══ Material provided
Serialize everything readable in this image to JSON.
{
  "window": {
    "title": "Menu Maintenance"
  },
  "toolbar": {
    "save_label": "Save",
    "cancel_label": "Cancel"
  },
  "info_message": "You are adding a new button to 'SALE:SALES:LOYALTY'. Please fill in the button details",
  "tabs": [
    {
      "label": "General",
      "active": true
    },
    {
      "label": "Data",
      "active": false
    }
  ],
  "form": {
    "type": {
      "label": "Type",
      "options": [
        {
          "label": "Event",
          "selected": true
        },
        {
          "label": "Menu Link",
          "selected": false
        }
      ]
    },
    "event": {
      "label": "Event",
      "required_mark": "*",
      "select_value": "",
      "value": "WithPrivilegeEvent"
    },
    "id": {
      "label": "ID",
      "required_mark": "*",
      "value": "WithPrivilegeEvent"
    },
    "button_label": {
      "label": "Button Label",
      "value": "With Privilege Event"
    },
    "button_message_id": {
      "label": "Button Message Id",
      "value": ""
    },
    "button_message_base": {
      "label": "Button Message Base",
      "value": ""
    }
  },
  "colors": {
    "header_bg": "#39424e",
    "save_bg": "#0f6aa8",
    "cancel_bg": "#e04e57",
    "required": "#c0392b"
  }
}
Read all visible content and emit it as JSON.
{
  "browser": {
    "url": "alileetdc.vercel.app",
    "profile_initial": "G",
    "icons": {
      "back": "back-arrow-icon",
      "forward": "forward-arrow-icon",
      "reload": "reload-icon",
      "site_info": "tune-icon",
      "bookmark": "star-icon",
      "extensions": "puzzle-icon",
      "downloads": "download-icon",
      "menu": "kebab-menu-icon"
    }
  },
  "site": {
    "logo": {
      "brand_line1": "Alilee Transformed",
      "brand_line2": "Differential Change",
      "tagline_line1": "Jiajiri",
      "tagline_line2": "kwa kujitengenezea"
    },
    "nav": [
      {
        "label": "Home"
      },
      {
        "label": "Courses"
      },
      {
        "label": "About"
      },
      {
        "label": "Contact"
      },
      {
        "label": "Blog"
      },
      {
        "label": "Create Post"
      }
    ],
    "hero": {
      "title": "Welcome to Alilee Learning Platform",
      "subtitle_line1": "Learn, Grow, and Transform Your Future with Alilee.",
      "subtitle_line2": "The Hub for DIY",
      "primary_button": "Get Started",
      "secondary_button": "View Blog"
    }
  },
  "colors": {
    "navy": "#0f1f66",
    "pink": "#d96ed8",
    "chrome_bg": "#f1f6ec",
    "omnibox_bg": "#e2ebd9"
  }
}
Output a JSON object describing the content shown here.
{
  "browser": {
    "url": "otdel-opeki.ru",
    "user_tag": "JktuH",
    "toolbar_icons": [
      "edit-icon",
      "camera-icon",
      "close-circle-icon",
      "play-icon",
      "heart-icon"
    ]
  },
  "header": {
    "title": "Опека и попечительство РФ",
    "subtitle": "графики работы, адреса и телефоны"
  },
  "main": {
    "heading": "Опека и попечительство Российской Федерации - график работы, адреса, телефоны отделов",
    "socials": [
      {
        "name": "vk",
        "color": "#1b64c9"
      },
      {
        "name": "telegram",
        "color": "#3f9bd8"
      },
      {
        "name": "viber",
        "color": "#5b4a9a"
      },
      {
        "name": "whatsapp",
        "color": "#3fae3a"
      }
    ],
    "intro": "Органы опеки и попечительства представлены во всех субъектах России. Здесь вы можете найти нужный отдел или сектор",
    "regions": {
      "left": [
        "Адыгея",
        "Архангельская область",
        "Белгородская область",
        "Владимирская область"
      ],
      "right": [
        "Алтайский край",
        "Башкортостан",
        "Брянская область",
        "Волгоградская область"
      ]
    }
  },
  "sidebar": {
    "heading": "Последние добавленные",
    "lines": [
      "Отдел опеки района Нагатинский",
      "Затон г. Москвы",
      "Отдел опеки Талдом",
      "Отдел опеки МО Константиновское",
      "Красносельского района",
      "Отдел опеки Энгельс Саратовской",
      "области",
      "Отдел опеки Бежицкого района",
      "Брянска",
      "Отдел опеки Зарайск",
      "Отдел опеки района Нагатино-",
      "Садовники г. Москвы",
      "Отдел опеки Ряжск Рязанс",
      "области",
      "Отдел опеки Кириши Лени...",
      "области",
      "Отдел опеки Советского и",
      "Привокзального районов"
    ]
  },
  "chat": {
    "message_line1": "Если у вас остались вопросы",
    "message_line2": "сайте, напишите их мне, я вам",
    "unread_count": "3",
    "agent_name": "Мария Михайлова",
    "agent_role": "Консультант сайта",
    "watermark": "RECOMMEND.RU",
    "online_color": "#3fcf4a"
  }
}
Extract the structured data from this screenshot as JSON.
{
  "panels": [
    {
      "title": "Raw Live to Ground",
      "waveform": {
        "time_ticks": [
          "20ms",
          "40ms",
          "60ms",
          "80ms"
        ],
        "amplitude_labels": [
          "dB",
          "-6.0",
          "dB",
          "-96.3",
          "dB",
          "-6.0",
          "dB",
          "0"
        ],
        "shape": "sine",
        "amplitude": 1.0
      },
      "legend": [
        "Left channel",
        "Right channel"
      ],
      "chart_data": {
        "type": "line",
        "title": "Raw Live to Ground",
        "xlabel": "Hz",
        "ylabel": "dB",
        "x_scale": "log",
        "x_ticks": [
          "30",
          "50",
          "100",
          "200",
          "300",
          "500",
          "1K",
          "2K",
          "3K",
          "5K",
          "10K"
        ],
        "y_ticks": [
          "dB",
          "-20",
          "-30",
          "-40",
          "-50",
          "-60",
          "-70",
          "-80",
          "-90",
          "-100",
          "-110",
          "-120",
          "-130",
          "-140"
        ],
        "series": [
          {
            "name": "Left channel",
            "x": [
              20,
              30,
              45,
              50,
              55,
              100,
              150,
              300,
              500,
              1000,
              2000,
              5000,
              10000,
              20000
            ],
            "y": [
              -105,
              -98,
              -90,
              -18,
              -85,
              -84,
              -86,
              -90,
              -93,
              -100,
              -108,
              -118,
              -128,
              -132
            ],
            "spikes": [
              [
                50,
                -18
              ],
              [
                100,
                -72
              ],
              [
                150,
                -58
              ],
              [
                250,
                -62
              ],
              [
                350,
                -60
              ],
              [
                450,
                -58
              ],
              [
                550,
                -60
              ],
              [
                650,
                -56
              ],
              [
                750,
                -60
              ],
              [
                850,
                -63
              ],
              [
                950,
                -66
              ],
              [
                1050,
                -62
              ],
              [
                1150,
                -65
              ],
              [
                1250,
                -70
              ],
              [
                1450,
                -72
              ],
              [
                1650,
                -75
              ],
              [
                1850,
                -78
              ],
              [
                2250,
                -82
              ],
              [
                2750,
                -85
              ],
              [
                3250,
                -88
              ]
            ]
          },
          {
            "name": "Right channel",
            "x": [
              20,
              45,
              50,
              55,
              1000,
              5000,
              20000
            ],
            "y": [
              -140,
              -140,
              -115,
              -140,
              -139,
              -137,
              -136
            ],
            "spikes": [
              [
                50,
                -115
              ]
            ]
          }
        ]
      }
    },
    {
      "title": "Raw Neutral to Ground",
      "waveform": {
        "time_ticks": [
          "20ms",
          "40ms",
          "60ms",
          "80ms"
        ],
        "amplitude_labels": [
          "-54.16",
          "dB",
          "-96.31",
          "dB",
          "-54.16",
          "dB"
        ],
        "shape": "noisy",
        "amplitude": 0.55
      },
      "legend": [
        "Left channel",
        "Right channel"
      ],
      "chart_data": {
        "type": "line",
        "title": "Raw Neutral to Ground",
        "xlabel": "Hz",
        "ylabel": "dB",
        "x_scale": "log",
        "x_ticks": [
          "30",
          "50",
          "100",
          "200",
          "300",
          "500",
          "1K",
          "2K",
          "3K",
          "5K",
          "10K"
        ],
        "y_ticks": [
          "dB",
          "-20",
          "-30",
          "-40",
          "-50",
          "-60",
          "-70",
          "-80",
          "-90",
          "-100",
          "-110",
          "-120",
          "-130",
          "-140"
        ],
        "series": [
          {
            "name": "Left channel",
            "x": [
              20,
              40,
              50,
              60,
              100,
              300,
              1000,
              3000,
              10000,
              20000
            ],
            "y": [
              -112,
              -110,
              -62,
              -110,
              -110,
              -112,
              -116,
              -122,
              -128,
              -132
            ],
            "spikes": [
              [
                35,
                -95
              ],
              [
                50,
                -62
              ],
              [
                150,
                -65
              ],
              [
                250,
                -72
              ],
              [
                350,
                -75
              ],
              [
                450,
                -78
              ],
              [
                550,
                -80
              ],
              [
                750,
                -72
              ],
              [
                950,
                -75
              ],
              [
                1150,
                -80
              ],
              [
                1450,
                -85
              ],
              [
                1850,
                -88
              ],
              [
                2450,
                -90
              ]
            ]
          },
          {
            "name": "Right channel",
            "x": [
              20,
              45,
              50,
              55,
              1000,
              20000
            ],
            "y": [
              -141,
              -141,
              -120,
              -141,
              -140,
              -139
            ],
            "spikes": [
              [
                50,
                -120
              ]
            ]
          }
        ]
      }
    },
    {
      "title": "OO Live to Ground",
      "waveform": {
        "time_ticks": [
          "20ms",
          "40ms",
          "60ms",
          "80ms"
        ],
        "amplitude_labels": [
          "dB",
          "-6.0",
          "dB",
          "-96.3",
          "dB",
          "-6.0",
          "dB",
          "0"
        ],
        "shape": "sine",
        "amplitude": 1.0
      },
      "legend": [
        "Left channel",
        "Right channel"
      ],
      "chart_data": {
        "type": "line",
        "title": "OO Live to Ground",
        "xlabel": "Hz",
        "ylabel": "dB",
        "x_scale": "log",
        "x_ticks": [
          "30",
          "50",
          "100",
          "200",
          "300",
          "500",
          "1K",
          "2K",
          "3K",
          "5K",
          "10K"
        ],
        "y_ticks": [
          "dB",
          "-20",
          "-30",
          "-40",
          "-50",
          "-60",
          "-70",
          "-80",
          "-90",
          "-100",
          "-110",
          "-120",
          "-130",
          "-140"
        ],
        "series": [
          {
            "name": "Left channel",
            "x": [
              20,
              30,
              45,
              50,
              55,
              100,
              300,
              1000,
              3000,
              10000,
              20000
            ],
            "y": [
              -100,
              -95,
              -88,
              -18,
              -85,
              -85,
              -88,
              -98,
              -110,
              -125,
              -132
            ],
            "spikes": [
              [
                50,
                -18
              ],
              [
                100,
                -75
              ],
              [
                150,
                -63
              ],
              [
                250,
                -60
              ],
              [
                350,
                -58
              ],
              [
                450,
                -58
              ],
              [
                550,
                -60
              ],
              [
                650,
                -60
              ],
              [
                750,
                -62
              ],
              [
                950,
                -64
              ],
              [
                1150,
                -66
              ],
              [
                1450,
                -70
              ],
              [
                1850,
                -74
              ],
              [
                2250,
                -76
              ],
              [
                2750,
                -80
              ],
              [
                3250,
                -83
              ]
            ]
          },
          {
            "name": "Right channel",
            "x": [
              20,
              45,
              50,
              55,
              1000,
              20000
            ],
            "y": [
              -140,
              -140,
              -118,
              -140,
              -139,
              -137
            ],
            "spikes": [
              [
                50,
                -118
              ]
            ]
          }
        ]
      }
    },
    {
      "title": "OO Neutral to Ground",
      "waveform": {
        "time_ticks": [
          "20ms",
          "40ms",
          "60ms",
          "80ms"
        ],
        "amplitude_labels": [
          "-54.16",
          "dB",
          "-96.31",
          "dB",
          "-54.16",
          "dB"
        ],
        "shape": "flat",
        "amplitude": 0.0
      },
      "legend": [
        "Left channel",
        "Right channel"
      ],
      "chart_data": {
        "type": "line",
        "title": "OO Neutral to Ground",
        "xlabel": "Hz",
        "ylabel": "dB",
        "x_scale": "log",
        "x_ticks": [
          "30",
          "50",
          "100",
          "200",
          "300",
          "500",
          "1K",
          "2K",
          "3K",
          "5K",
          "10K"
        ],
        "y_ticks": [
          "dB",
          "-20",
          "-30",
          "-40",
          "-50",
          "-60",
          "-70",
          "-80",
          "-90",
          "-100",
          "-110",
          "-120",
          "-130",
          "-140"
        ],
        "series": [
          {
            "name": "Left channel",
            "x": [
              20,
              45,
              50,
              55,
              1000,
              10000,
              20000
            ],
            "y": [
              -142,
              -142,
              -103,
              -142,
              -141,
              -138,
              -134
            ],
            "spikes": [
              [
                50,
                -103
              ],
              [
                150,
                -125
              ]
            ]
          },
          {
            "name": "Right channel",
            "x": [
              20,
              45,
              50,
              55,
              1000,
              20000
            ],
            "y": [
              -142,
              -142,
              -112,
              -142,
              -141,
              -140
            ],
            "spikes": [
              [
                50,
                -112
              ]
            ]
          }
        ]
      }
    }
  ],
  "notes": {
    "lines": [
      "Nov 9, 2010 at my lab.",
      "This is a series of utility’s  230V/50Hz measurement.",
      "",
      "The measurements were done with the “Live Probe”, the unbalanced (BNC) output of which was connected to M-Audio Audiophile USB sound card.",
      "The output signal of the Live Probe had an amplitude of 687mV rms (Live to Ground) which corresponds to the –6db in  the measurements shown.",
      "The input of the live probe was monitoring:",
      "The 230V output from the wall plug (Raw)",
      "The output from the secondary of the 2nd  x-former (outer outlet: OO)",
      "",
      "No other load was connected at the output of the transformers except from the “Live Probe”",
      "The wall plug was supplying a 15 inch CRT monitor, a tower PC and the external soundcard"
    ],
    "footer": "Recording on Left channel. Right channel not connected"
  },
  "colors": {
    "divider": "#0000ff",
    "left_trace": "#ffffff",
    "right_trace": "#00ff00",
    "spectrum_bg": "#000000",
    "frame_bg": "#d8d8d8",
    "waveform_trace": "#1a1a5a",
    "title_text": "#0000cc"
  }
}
════
**Exercise prompt:** Look through the entries above and list every line containing "адреса".

**Written answer:**
    "subtitle": "графики работы, адреса и телефоны"
    "heading": "Опека и попечительство Российской Федерации - график работы, адреса, телефоны отделов",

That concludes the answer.